The records:
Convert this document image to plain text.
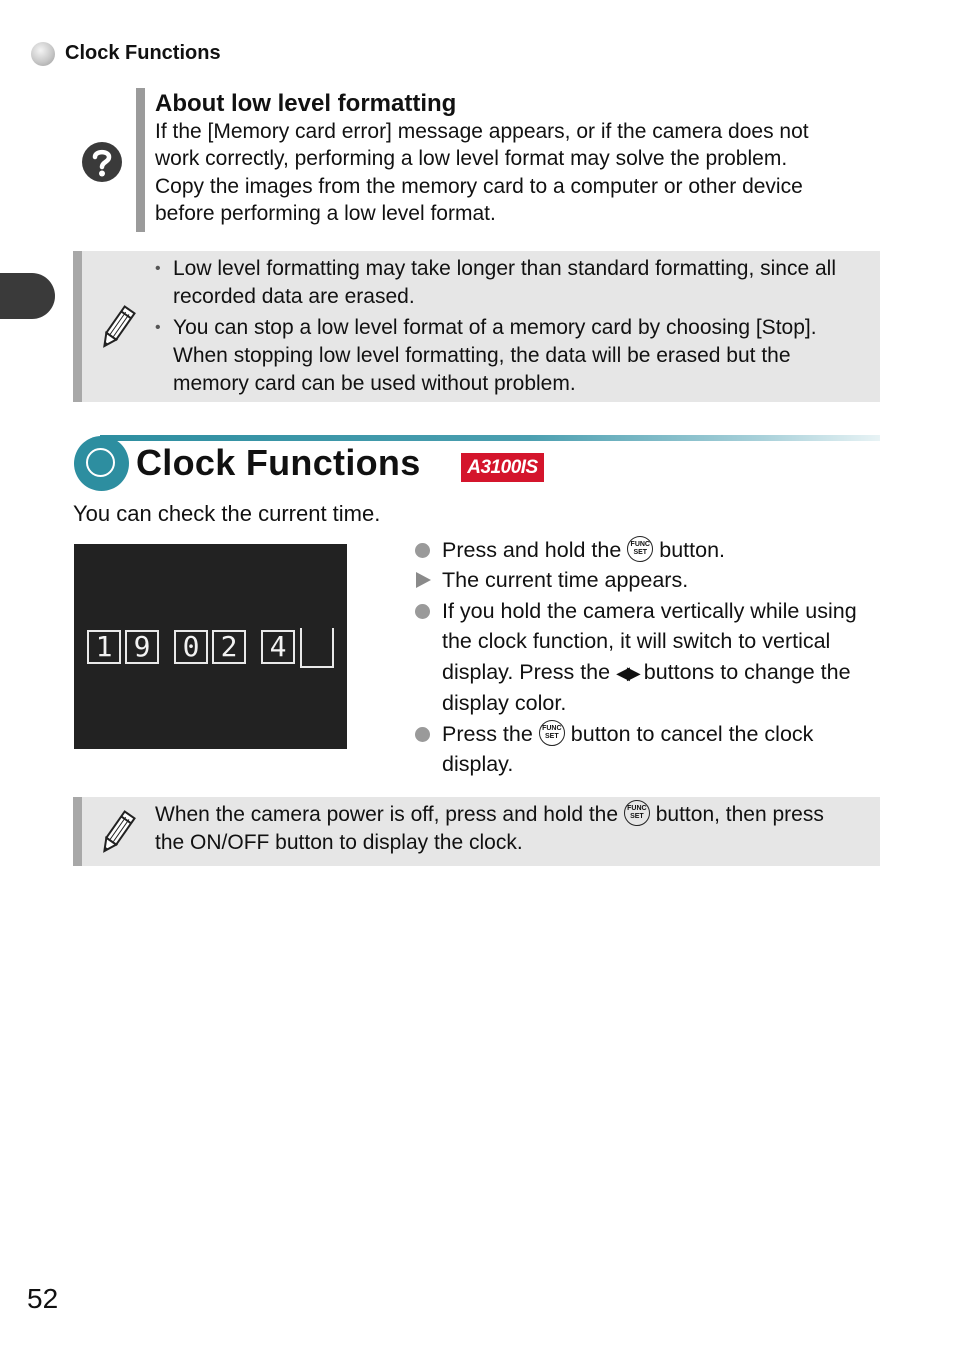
Clock Functions
About low level formatting
If the [Memory card error] message appears, or if the camera does not
work correctly, performing a low level format may solve the problem.
Copy the images from the memory card to a computer or other device
before performing a low level format.
• Low level formatting may take longer than standard formatting, since all
recorded data are erased.
• You can stop a low level format of a memory card by choosing [Stop].
When stopping low level formatting, the data will be erased but the
memory card can be used without problem.
Clock Functions	A3100IS
You can check the current time.
1 9	0 2	4
Press and hold the FUNC
SET button.
The current time appears.
If you hold the camera vertically while using
the clock function, it will switch to vertical
display. Press the ◀▶ buttons to change the
display color.
Press the FUNC
SET button to cancel the clock
display.
When the camera power is off, press and hold the FUNC
SET button, then press
the ON/OFF button to display the clock.
52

Problem details: Copy out all lines where the word "formatting" appears.

Problem solution:
About low level formatting
• Low level formatting may take longer than standard formatting, since all
When stopping low level formatting, the data will be erased but the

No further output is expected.